Write out the listing below again, precisely as it is given.
--- WORKING DATA ---
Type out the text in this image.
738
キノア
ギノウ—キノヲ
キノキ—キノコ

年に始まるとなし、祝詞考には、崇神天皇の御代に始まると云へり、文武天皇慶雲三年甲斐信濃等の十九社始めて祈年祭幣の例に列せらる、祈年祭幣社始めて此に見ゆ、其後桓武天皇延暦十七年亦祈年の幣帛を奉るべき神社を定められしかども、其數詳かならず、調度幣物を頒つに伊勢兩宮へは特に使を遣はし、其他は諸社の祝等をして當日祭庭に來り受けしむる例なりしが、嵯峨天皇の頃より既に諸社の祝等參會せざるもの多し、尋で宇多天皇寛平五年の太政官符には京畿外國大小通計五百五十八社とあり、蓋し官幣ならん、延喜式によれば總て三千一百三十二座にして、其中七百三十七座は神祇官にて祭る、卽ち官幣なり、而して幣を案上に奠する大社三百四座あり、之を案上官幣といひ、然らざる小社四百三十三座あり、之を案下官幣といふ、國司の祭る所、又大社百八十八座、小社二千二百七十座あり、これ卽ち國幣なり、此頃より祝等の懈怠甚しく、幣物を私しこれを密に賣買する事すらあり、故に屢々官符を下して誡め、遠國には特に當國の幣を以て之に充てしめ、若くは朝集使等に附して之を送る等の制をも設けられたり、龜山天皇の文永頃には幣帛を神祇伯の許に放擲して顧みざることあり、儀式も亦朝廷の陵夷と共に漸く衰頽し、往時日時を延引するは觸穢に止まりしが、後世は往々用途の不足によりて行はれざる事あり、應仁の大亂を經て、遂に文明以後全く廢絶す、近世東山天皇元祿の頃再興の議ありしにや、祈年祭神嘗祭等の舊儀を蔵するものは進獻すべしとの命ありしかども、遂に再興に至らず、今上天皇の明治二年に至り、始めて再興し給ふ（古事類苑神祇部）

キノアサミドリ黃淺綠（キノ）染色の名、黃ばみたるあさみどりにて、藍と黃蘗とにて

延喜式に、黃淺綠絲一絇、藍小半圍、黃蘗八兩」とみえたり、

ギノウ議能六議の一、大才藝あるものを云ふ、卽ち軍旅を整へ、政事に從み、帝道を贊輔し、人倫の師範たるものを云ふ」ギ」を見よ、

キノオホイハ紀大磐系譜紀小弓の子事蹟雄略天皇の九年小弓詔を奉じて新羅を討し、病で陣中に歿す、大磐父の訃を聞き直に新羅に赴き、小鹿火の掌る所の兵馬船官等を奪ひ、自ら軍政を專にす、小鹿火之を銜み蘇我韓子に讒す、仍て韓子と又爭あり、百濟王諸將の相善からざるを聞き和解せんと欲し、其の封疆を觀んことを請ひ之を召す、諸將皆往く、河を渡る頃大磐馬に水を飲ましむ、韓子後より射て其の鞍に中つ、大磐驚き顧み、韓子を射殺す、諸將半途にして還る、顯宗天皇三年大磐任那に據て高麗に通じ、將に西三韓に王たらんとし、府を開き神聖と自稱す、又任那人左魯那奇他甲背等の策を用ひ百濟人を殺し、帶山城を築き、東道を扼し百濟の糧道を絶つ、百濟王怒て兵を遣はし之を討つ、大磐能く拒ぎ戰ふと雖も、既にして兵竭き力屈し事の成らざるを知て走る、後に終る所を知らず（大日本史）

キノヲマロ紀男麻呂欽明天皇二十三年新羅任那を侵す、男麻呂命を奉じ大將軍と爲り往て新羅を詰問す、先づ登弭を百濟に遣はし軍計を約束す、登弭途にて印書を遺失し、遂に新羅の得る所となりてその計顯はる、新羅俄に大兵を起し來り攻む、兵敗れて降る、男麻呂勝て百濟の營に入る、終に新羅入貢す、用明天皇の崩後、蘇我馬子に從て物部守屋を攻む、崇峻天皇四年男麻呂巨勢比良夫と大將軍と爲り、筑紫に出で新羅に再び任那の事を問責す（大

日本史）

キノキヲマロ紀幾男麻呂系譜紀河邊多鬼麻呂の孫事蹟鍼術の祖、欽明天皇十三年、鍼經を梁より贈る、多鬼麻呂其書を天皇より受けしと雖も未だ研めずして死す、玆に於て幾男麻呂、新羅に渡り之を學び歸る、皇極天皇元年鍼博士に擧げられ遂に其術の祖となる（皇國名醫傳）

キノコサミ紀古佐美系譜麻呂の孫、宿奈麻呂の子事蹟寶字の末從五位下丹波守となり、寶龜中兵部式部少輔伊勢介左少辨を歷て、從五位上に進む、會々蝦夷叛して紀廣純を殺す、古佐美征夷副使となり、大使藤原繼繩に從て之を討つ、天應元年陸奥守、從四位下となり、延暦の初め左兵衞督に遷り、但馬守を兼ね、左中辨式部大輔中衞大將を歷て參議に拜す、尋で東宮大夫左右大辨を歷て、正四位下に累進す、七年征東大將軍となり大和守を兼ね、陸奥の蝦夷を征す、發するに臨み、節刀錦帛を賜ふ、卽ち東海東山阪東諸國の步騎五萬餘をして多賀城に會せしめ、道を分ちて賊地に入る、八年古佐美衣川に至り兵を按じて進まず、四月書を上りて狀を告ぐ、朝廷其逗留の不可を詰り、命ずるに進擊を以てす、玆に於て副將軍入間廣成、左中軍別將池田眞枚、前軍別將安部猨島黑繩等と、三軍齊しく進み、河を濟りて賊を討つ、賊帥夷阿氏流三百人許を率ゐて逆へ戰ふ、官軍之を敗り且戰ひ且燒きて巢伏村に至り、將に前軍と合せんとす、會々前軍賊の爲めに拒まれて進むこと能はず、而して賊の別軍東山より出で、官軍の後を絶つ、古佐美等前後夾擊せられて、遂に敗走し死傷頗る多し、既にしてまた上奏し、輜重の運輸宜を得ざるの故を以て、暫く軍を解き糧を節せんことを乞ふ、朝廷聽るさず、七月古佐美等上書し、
---
| OUTPUT BELOW |
Type out the text in this image.
738
キノア
ギノウ—キノヲ
キノキ—キノコ

年に始まるとなし、祝詞考には、崇神天皇の御代に始まると云へり、文武天皇慶雲三年甲斐信濃等の十九社始めて祈年祭幣の例に列せらる、祈年祭幣社始めて此に見ゆ、其後桓武天皇延暦十七年亦祈年の幣帛を奉るべき神社を定められしかども、其數詳かならず、調度幣物を頒つに伊勢兩宮へは特に使を遣はし、其他は諸社の祝等をして當日祭庭に來り受けしむる例なりしが、嵯峨天皇の頃より既に諸社の祝等參會せざるもの多し、尋で宇多天皇寛平五年の太政官符には京畿外國大小通計五百五十八社とあり、蓋し官幣ならん、延喜式によれば總て三千一百三十二座にして、其中七百三十七座は神祇官にて祭る、卽ち官幣なり、而して幣を案上に奠する大社三百四座あり、之を案上官幣といひ、然らざる小社四百三十三座あり、之を案下官幣といふ、國司の祭る所、又大社百八十八座、小社二千二百七十座あり、これ卽ち國幣なり、此頃より祝等の懈怠甚しく、幣物を私しこれを密に賣買する事すらあり、故に屢々官符を下して誡め、遠國には特に當國の幣を以て之に充てしめ、若くは朝集使等に附して之を送る等の制をも設けられたり、龜山天皇の文永頃には幣帛を神祇伯の許に放擲して顧みざることあり、儀式も亦朝廷の陵夷と共に漸く衰頽し、往時日時を延引するは觸穢に止まりしが、後世は往々用途の不足によりて行はれざる事あり、應仁の大亂を經て、遂に文明以後全く廢絶す、近世東山天皇元祿の頃再興の議ありしにや、祈年祭神嘗祭等の舊儀を蔵するものは進獻すべしとの命ありしかども、遂に再興に至らず、今上天皇の明治二年に至り、始めて再興し給ふ（古事類苑神祇部）

キノアサミドリ黃淺綠（キノ）染色の名、黃ばみたるあさみどりにて、藍と黃蘗とにて

延喜式に、黃淺綠絲一絇、藍小半圍、黃蘗八兩」とみえたり、

ギノウ議能六議の一、大才藝あるものを云ふ、卽ち軍旅を整へ、政事に從み、帝道を贊輔し、人倫の師範たるものを云ふ」ギ」を見よ、

キノオホイハ紀大磐系譜紀小弓の子事蹟雄略天皇の九年小弓詔を奉じて新羅を討し、病で陣中に歿す、大磐父の訃を聞き直に新羅に赴き、小鹿火の掌る所の兵馬船官等を奪ひ、自ら軍政を專にす、小鹿火之を銜み蘇我韓子に讒す、仍て韓子と又爭あり、百濟王諸將の相善からざるを聞き和解せんと欲し、其の封疆を觀んことを請ひ之を召す、諸將皆往く、河を渡る頃大磐馬に水を飲ましむ、韓子後より射て其の鞍に中つ、大磐驚き顧み、韓子を射殺す、諸將半途にして還る、顯宗天皇三年大磐任那に據て高麗に通じ、將に西三韓に王たらんとし、府を開き神聖と自稱す、又任那人左魯那奇他甲背等の策を用ひ百濟人を殺し、帶山城を築き、東道を扼し百濟の糧道を絶つ、百濟王怒て兵を遣はし之を討つ、大磐能く拒ぎ戰ふと雖も、既にして兵竭き力屈し事の成らざるを知て走る、後に終る所を知らず（大日本史）

キノヲマロ紀男麻呂欽明天皇二十三年新羅任那を侵す、男麻呂命を奉じ大將軍と爲り往て新羅を詰問す、先づ登弭を百濟に遣はし軍計を約束す、登弭途にて印書を遺失し、遂に新羅の得る所となりてその計顯はる、新羅俄に大兵を起し來り攻む、兵敗れて降る、男麻呂勝て百濟の營に入る、終に新羅入貢す、用明天皇の崩後、蘇我馬子に從て物部守屋を攻む、崇峻天皇四年男麻呂巨勢比良夫と大將軍と爲り、筑紫に出で新羅に再び任那の事を問責す（大

日本史）

キノキヲマロ紀幾男麻呂系譜紀河邊多鬼麻呂の孫事蹟鍼術の祖、欽明天皇十三年、鍼經を梁より贈る、多鬼麻呂其書を天皇より受けしと雖も未だ研めずして死す、玆に於て幾男麻呂、新羅に渡り之を學び歸る、皇極天皇元年鍼博士に擧げられ遂に其術の祖となる（皇國名醫傳）

キノコサミ紀古佐美系譜麻呂の孫、宿奈麻呂の子事蹟寶字の末從五位下丹波守となり、寶龜中兵部式部少輔伊勢介左少辨を歷て、從五位上に進む、會々蝦夷叛して紀廣純を殺す、古佐美征夷副使となり、大使藤原繼繩に從て之を討つ、天應元年陸奥守、從四位下となり、延暦の初め左兵衞督に遷り、但馬守を兼ね、左中辨式部大輔中衞大將を歷て參議に拜す、尋で東宮大夫左右大辨を歷て、正四位下に累進す、七年征東大將軍となり大和守を兼ね、陸奥の蝦夷を征す、發するに臨み、節刀錦帛を賜ふ、卽ち東海東山阪東諸國の步騎五萬餘をして多賀城に會せしめ、道を分ちて賊地に入る、八年古佐美衣川に至り兵を按じて進まず、四月書を上りて狀を告ぐ、朝廷其逗留の不可を詰り、命ずるに進擊を以てす、玆に於て副將軍入間廣成、左中軍別將池田眞枚、前軍別將安部猨島黑繩等と、三軍齊しく進み、河を濟りて賊を討つ、賊帥夷阿氏流三百人許を率ゐて逆へ戰ふ、官軍之を敗り且戰ひ且燒きて巢伏村に至り、將に前軍と合せんとす、會々前軍賊の爲めに拒まれて進むこと能はず、而して賊の別軍東山より出で、官軍の後を絶つ、古佐美等前後夾擊せられて、遂に敗走し死傷頗る多し、既にしてまた上奏し、輜重の運輸宜を得ざるの故を以て、暫く軍を解き糧を節せんことを乞ふ、朝廷聽るさず、七月古佐美等上書し、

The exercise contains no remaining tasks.